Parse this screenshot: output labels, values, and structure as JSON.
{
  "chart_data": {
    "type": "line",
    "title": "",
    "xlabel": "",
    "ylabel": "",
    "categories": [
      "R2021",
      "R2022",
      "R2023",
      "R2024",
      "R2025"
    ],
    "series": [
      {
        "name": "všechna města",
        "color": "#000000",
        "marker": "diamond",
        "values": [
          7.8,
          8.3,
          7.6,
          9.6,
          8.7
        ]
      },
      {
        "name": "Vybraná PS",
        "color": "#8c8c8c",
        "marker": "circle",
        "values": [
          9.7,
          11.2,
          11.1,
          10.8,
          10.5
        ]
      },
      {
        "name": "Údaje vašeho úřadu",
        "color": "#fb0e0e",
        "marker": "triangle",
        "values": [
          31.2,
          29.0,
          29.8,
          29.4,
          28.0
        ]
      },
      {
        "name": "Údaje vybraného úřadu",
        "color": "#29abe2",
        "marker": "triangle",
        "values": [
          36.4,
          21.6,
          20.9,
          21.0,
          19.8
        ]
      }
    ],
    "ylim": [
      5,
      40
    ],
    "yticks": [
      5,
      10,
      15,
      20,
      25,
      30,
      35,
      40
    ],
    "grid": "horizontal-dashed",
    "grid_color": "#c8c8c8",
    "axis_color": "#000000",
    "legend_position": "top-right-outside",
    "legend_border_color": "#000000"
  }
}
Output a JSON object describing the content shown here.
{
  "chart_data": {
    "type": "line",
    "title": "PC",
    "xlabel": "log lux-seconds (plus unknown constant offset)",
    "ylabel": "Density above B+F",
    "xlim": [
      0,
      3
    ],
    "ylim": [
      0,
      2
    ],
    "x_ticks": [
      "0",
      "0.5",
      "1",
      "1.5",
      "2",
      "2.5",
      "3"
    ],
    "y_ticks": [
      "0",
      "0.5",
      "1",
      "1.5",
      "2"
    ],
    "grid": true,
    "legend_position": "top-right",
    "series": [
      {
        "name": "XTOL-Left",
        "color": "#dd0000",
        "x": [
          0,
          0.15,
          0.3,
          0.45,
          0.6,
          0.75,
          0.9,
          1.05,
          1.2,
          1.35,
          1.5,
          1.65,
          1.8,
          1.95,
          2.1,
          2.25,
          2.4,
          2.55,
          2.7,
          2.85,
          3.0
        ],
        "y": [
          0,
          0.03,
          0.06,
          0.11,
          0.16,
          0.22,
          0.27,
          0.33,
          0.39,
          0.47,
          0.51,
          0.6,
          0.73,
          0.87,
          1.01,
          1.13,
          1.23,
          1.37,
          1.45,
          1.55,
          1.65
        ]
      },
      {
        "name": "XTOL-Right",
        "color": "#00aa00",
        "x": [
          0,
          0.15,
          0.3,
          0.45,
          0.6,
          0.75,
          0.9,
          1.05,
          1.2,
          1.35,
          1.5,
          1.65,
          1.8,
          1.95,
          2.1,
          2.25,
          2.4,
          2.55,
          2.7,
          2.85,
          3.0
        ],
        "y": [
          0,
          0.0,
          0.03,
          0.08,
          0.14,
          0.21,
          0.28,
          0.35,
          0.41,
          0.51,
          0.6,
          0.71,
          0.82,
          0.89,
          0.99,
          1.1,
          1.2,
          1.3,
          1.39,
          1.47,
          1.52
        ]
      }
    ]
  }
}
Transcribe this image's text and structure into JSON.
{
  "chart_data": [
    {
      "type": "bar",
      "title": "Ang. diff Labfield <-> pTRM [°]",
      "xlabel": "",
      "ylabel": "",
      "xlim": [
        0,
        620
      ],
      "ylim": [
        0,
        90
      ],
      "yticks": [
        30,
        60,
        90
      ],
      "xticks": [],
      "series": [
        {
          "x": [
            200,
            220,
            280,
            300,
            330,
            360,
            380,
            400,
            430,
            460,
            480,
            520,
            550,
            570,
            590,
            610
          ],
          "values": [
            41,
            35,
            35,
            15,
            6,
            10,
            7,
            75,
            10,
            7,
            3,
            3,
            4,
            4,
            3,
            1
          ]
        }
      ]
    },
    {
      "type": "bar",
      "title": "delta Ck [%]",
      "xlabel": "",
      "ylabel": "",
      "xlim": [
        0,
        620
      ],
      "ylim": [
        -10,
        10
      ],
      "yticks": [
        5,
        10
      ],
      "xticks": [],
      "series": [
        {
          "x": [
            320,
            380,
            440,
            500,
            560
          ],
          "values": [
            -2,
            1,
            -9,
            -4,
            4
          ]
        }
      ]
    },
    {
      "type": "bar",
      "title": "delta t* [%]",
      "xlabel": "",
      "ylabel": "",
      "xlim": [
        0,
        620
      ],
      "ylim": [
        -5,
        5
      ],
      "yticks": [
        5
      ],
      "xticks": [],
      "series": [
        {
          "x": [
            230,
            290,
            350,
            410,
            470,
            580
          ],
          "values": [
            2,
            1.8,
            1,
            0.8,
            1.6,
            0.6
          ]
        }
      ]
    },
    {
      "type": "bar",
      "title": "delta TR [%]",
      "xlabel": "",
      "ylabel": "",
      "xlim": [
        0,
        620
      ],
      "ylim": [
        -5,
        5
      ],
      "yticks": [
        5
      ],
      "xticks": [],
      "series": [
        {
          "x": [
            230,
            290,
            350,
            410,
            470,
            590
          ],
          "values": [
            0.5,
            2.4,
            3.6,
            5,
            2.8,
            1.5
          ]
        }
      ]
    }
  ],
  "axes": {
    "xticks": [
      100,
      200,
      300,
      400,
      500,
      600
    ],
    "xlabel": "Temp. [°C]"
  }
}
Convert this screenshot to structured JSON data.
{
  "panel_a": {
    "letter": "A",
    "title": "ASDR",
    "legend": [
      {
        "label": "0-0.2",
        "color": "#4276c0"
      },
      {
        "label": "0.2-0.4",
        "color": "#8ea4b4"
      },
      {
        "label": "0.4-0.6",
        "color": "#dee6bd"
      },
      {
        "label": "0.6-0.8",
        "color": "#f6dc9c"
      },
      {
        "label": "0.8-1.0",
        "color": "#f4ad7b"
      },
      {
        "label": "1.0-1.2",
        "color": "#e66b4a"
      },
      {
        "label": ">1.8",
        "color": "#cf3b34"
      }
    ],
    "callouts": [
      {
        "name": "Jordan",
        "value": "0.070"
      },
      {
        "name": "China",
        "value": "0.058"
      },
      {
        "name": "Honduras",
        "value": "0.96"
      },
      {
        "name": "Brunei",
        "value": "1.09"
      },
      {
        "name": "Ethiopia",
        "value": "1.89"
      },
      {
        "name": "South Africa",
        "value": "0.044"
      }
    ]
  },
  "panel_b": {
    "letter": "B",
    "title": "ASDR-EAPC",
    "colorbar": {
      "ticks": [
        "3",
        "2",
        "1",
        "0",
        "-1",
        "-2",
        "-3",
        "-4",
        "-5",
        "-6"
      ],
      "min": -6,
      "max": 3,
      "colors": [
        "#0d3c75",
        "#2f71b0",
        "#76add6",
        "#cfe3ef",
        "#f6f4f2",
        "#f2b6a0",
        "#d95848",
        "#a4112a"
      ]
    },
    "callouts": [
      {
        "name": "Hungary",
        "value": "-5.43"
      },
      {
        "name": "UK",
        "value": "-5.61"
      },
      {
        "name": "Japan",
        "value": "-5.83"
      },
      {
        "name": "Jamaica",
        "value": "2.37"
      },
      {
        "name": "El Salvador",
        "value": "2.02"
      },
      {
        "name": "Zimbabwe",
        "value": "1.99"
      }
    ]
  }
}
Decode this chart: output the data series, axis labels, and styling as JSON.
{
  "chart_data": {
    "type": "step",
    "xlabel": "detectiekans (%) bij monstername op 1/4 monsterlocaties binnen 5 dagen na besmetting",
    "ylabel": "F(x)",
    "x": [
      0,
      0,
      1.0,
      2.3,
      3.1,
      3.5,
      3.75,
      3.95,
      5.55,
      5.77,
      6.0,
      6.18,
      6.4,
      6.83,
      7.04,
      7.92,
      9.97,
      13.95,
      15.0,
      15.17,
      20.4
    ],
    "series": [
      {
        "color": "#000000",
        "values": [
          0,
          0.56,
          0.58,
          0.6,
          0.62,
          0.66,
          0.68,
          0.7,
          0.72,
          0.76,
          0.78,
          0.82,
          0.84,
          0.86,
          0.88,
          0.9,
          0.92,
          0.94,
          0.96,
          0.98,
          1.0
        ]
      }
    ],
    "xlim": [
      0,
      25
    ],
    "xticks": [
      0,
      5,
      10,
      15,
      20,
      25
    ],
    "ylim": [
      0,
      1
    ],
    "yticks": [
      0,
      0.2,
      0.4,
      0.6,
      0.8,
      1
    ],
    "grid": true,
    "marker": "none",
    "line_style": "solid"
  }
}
########################################
## Challenge:
Find how many of the lines above have the word "marker" in them. State only that number.

## Output:
5